Pick out all lines with the word "Tool" from the records that follow.

■ Task input:
>> Begin

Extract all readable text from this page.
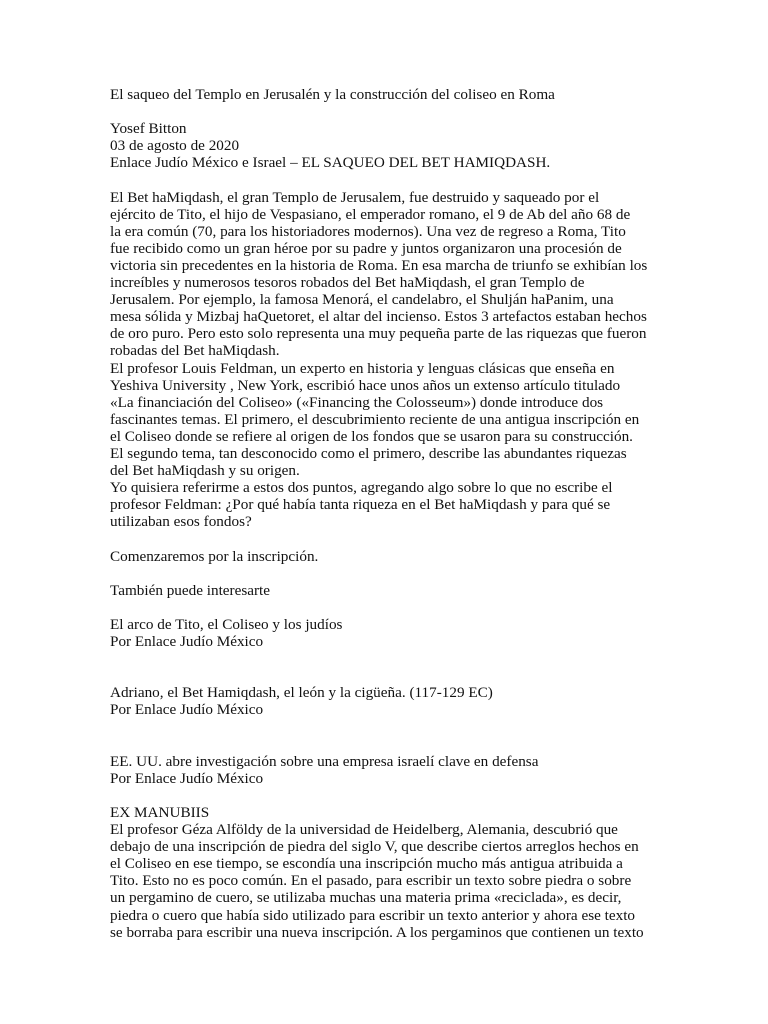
El saqueo del Templo en Jerusalén y la construcción del coliseo en Roma

Yosef Bitton
03 de agosto de 2020
Enlace Judío México e Israel – EL SAQUEO DEL BET HAMIQDASH.
El Bet haMiqdash, el gran Templo de Jerusalem, fue destruido y saqueado por el
ejército de Tito, el hijo de Vespasiano, el emperador romano, el 9 de Ab del año 68 de
la era común (70, para los historiadores modernos). Una vez de regreso a Roma, Tito
fue recibido como un gran héroe por su padre y juntos organizaron una procesión de
victoria sin precedentes en la historia de Roma. En esa marcha de triunfo se exhibían los
increíbles y numerosos tesoros robados del Bet haMiqdash, el gran Templo de
Jerusalem. Por ejemplo, la famosa Menorá, el candelabro, el Shulján haPanim, una
mesa sólida y Mizbaj haQuetoret, el altar del incienso. Estos 3 artefactos estaban hechos
de oro puro. Pero esto solo representa una muy pequeña parte de las riquezas que fueron
robadas del Bet haMiqdash.
El profesor Louis Feldman, un experto en historia y lenguas clásicas que enseña en
Yeshiva University , New York, escribió hace unos años un extenso artículo titulado
«La financiación del Coliseo» («Financing the Colosseum») donde introduce dos
fascinantes temas. El primero, el descubrimiento reciente de una antigua inscripción en
el Coliseo donde se refiere al origen de los fondos que se usaron para su construcción.
El segundo tema, tan desconocido como el primero, describe las abundantes riquezas
del Bet haMiqdash y su origen.
Yo quisiera referirme a estos dos puntos, agregando algo sobre lo que no escribe el
profesor Feldman: ¿Por qué había tanta riqueza en el Bet haMiqdash y para qué se
utilizaban esos fondos?

Comenzaremos por la inscripción.

También puede interesarte

El arco de Tito, el Coliseo y los judíos
Por Enlace Judío México
Adriano, el Bet Hamiqdash, el león y la cigüeña. (117-129 EC)
Por Enlace Judío México
EE. UU. abre investigación sobre una empresa israelí clave en defensa
Por Enlace Judío México

EX MANUBIIS

El profesor Géza Alföldy de la universidad de Heidelberg, Alemania, descubrió que
debajo de una inscripción de piedra del siglo V, que describe ciertos arreglos hechos en
el Coliseo en ese tiempo, se escondía una inscripción mucho más antigua atribuida a
Tito. Esto no es poco común. En el pasado, para escribir un texto sobre piedra o sobre
un pergamino de cuero, se utilizaba muchas una materia prima «reciclada», es decir,
piedra o cuero que había sido utilizado para escribir un texto anterior y ahora ese texto
se borraba para escribir una nueva inscripción. A los pergaminos que contienen un texto
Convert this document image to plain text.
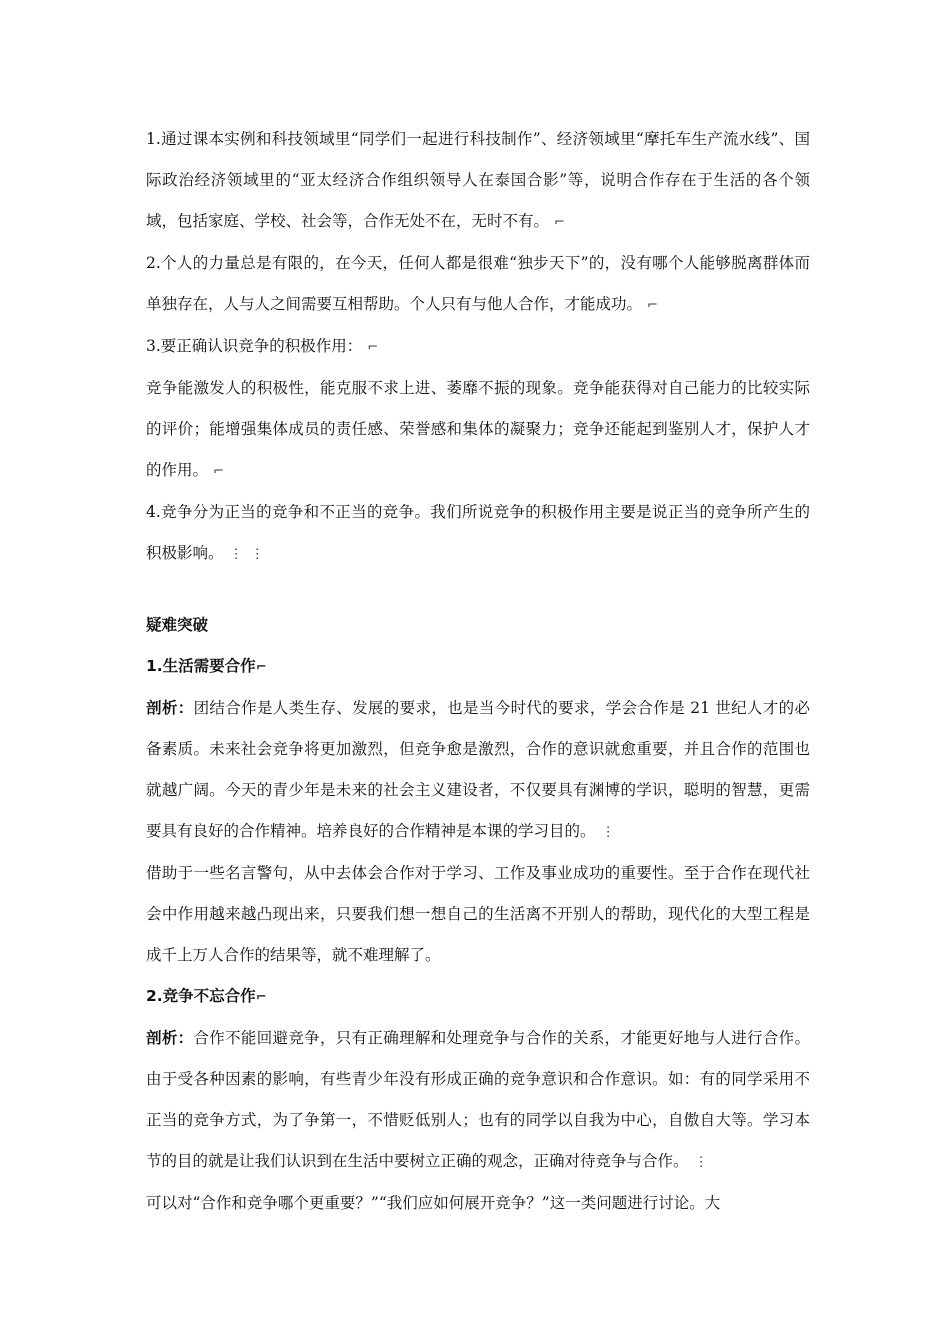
1.通过课本实例和科技领域里“同学们一起进行科技制作”、经济领域里“摩托车生产流水线”、国际政治经济领域里的“亚太经济合作组织领导人在泰国合影”等，说明合作存在于生活的各个领域，包括家庭、学校、社会等，合作无处不在，无时不有。 ⌐

2.个人的力量总是有限的，在今天，任何人都是很难“独步天下”的，没有哪个人能够脱离群体而单独存在，人与人之间需要互相帮助。个人只有与他人合作，才能成功。 ⌐

3.要正确认识竞争的积极作用： ⌐

竞争能激发人的积极性，能克服不求上进、萎靡不振的现象。竞争能获得对自己能力的比较实际的评价；能增强集体成员的责任感、荣誉感和集体的凝聚力；竞争还能起到鉴别人才，保护人才的作用。 ⌐

4.竞争分为正当的竞争和不正当的竞争。我们所说竞争的积极作用主要是说正当的竞争所产生的积极影响。 ⋮ ⋮

疑难突破

1.生活需要合作⌐

剖析：团结合作是人类生存、发展的要求，也是当今时代的要求，学会合作是 21 世纪人才的必备素质。未来社会竞争将更加激烈，但竞争愈是激烈，合作的意识就愈重要，并且合作的范围也就越广阔。今天的青少年是未来的社会主义建设者，不仅要具有渊博的学识，聪明的智慧，更需要具有良好的合作精神。培养良好的合作精神是本课的学习目的。 ⋮

借助于一些名言警句，从中去体会合作对于学习、工作及事业成功的重要性。至于合作在现代社会中作用越来越凸现出来，只要我们想一想自己的生活离不开别人的帮助，现代化的大型工程是成千上万人合作的结果等，就不难理解了。

2.竞争不忘合作⌐

剖析：合作不能回避竞争，只有正确理解和处理竞争与合作的关系，才能更好地与人进行合作。由于受各种因素的影响，有些青少年没有形成正确的竞争意识和合作意识。如：有的同学采用不正当的竞争方式，为了争第一，不惜贬低别人；也有的同学以自我为中心，自傲自大等。学习本节的目的就是让我们认识到在生活中要树立正确的观念，正确对待竞争与合作。 ⋮

可以对“合作和竞争哪个更重要？”“我们应如何展开竞争？”这一类问题进行讨论。大
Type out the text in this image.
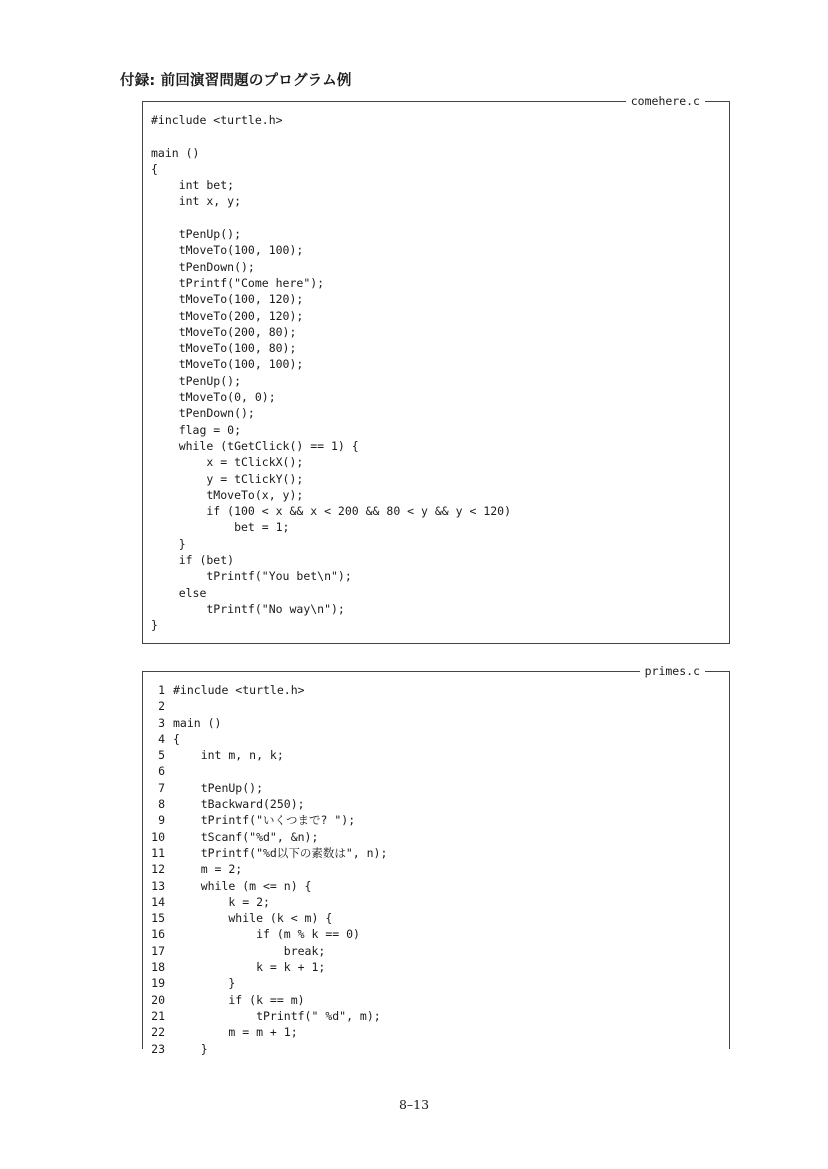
付録: 前回演習問題のプログラム例
comehere.c
#include <turtle.h>
main ()
{
int bet;
int x, y;
tPenUp();
tMoveTo(100, 100);
tPenDown();
tPrintf("Come here");
tMoveTo(100, 120);
tMoveTo(200, 120);
tMoveTo(200, 80);
tMoveTo(100, 80);
tMoveTo(100, 100);
tPenUp();
tMoveTo(0, 0);
tPenDown();
flag = 0;
while (tGetClick() == 1) {
x = tClickX();
y = tClickY();
tMoveTo(x, y);
if (100 < x && x < 200 && 80 < y && y < 120)
bet = 1;
}
if (bet)
tPrintf("You bet\n");
else
tPrintf("No way\n");
}
primes.c
1 #include <turtle.h>
2
3 main ()
4 {
5    int m, n, k;
6
7    tPenUp();
8    tBackward(250);
9    tPrintf("いくつまで? ");
10    tScanf("%d", &n);
11    tPrintf("%d以下の素数は", n);
12    m = 2;
13    while (m <= n) {
14        k = 2;
15        while (k < m) {
16            if (m % k == 0)
17                break;
18            k = k + 1;
19        }
20        if (k == m)
21            tPrintf(" %d", m);
22        m = m + 1;
23    }

8–13
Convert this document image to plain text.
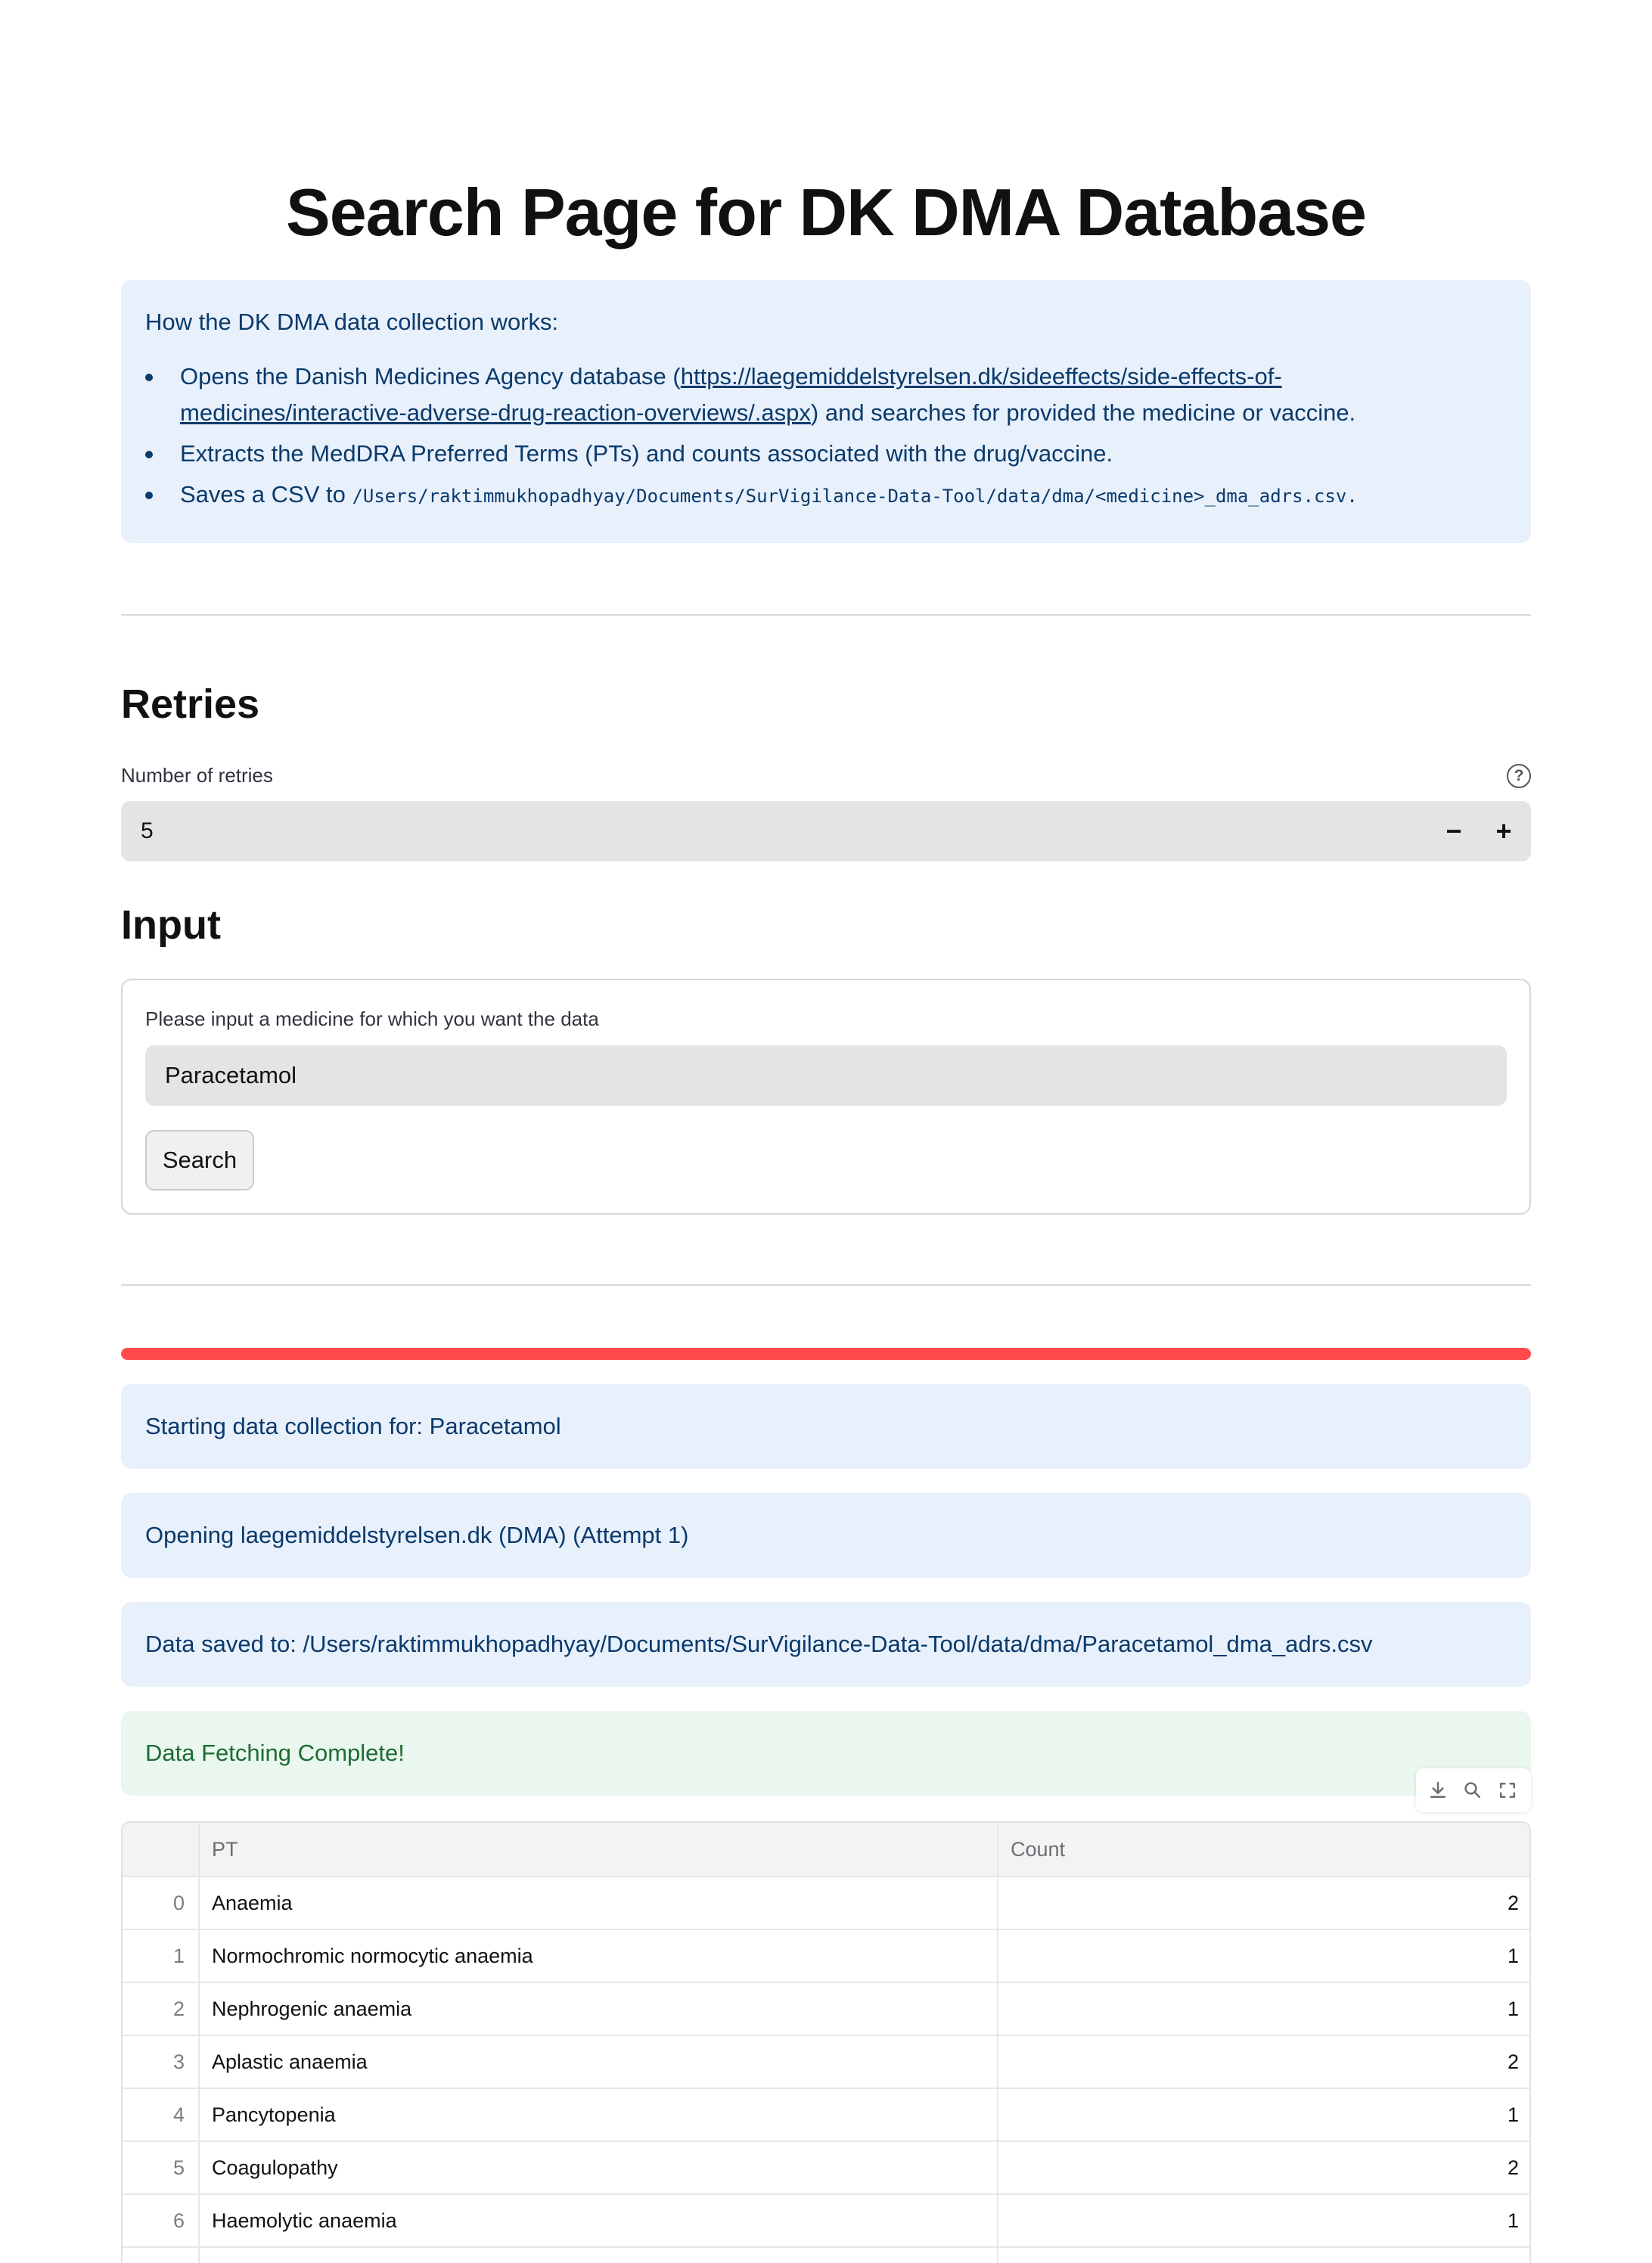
Search Page for DK DMA Database
How the DK DMA data collection works:
Opens the Danish Medicines Agency database (https://laegemiddelstyrelsen.dk/sideeffects/side-effects-of-medicines/interactive-adverse-drug-reaction-overviews/.aspx) and searches for provided the medicine or vaccine.
Extracts the MedDRA Preferred Terms (PTs) and counts associated with the drug/vaccine.
Saves a CSV to /Users/raktimmukhopadhyay/Documents/SurVigilance-Data-Tool/data/dma/<medicine>_dma_adrs.csv.
Retries
Number of retries	?
5	−	+
Input
Please input a medicine for which you want the data
Paracetamol
Search
Starting data collection for: Paracetamol
Opening laegemiddelstyrelsen.dk (DMA) (Attempt 1)
Data saved to: /Users/raktimmukhopadhyay/Documents/SurVigilance-Data-Tool/data/dma/Paracetamol_dma_adrs.csv
Data Fetching Complete!
PT	Count
0	Anaemia	2
1	Normochromic normocytic anaemia	1
2	Nephrogenic anaemia	1
3	Aplastic anaemia	2
4	Pancytopenia	1
5	Coagulopathy	2
6	Haemolytic anaemia	1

>> End

■ Exercise output:
Saves a CSV to /Users/raktimmukhopadhyay/Documents/SurVigilance-Data-Tool/data/dma/<medicine>_dma_adrs.csv.
Data saved to: /Users/raktimmukhopadhyay/Documents/SurVigilance-Data-Tool/data/dma/Paracetamol_dma_adrs.csv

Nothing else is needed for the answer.